Only the lines from the one containing "Convert this screenshot" through the last line below should be written out, exactly and with both ends kept.

** start GIVEN RECORDS **

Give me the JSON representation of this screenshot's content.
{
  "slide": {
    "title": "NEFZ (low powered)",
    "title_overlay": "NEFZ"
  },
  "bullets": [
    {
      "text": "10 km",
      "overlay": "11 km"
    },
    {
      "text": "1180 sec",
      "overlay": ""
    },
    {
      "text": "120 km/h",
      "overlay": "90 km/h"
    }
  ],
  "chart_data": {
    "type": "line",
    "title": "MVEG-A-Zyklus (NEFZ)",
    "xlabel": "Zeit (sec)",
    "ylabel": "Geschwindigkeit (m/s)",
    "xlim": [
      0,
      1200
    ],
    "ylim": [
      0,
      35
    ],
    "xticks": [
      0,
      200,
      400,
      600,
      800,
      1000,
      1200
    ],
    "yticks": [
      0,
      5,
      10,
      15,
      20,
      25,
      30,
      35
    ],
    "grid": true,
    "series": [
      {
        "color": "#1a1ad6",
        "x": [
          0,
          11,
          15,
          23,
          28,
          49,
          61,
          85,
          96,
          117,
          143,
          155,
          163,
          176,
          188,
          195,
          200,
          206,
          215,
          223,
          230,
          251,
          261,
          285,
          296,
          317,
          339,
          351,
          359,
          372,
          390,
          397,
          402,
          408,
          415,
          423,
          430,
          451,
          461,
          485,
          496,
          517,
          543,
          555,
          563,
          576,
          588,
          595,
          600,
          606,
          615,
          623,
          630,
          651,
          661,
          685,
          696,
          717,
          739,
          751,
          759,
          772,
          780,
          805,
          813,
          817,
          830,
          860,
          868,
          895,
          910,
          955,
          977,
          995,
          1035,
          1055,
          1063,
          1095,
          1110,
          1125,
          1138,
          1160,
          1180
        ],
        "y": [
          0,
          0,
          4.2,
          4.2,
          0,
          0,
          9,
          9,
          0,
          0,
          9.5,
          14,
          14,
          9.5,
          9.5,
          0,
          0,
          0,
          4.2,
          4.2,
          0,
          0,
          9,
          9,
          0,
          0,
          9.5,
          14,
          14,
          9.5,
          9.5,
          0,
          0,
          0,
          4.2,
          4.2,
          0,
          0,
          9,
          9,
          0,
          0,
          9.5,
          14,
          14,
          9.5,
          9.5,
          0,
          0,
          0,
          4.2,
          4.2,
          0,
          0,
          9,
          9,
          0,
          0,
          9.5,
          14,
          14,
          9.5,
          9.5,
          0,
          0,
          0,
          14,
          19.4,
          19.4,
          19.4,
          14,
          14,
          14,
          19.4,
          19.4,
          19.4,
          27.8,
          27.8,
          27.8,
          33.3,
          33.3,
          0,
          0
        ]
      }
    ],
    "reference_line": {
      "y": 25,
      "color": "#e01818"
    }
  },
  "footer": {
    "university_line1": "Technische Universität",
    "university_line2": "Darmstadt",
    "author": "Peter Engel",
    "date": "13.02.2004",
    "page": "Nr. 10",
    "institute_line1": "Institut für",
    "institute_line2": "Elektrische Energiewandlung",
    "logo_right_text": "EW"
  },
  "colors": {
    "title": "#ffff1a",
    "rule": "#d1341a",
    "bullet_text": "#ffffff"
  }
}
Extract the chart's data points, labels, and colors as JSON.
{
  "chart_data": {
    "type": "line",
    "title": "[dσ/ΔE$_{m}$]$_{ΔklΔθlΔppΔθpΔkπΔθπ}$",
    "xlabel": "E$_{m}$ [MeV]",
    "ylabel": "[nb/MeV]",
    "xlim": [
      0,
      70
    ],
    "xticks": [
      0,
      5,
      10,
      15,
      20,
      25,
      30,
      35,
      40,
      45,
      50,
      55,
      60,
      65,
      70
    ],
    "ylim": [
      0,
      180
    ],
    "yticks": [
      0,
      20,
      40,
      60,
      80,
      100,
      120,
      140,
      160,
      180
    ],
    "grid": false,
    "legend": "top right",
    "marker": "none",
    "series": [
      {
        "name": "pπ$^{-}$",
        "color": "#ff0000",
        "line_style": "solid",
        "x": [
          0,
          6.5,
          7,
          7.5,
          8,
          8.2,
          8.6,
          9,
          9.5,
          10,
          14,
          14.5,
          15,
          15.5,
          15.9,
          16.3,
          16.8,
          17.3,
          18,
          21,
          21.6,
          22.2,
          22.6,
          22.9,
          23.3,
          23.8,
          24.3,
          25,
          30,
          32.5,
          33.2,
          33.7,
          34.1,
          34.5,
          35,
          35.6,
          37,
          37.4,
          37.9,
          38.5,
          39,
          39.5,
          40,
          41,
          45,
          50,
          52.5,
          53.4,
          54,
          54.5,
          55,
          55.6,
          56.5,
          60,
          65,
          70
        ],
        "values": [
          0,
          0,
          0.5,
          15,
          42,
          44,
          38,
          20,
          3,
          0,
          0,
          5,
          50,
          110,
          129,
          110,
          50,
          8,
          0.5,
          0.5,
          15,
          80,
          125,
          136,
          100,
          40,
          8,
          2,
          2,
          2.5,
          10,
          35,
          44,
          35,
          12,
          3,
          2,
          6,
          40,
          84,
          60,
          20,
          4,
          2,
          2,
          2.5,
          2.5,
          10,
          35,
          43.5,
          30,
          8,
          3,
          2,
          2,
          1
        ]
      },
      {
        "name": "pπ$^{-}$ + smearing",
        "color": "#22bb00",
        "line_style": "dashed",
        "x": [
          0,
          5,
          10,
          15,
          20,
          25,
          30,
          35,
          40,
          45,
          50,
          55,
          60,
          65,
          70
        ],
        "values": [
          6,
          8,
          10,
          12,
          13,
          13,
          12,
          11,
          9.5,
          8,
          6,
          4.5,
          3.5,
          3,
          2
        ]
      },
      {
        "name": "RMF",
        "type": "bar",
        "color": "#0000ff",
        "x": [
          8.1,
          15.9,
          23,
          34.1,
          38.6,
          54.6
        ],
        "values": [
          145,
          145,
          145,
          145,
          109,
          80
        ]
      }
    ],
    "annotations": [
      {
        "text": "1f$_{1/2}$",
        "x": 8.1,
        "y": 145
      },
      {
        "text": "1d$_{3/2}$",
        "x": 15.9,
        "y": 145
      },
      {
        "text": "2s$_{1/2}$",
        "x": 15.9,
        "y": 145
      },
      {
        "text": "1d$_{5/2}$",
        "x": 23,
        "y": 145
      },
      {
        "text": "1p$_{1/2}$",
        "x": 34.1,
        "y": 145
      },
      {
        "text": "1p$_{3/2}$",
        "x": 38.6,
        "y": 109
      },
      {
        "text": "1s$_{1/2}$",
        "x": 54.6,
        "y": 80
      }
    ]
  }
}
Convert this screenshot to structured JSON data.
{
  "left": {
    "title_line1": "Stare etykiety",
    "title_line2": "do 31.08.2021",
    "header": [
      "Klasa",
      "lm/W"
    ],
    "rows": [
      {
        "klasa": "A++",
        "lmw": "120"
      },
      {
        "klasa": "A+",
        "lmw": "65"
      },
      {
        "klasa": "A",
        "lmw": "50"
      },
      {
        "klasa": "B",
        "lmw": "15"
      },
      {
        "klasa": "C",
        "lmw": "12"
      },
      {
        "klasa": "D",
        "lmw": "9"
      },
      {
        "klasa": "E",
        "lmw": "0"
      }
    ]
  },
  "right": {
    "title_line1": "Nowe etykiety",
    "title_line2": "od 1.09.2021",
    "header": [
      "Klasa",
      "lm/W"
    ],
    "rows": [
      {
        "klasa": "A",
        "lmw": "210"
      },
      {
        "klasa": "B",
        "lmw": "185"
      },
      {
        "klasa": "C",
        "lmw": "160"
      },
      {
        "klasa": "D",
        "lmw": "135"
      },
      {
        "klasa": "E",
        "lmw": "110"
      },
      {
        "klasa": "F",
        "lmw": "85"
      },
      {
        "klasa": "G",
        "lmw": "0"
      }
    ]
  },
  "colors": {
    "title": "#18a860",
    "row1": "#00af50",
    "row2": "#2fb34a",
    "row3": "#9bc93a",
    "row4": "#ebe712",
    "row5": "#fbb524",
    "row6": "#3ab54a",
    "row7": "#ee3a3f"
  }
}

** end GIVEN RECORDS **

== THE RESULT ==
Convert this screenshot to structured JSON data.
{
  "left": {
    "title_line1": "Stare etykiety",
    "title_line2": "do 31.08.2021",
    "header": [
      "Klasa",
      "lm/W"
    ],
    "rows": [
      {
        "klasa": "A++",
        "lmw": "120"
      },
      {
        "klasa": "A+",
        "lmw": "65"
      },
      {
        "klasa": "A",
        "lmw": "50"
      },
      {
        "klasa": "B",
        "lmw": "15"
      },
      {
        "klasa": "C",
        "lmw": "12"
      },
      {
        "klasa": "D",
        "lmw": "9"
      },
      {
        "klasa": "E",
        "lmw": "0"
      }
    ]
  },
  "right": {
    "title_line1": "Nowe etykiety",
    "title_line2": "od 1.09.2021",
    "header": [
      "Klasa",
      "lm/W"
    ],
    "rows": [
      {
        "klasa": "A",
        "lmw": "210"
      },
      {
        "klasa": "B",
        "lmw": "185"
      },
      {
        "klasa": "C",
        "lmw": "160"
      },
      {
        "klasa": "D",
        "lmw": "135"
      },
      {
        "klasa": "E",
        "lmw": "110"
      },
      {
        "klasa": "F",
        "lmw": "85"
      },
      {
        "klasa": "G",
        "lmw": "0"
      }
    ]
  },
  "colors": {
    "title": "#18a860",
    "row1": "#00af50",
    "row2": "#2fb34a",
    "row3": "#9bc93a",
    "row4": "#ebe712",
    "row5": "#fbb524",
    "row6": "#3ab54a",
    "row7": "#ee3a3f"
  }
}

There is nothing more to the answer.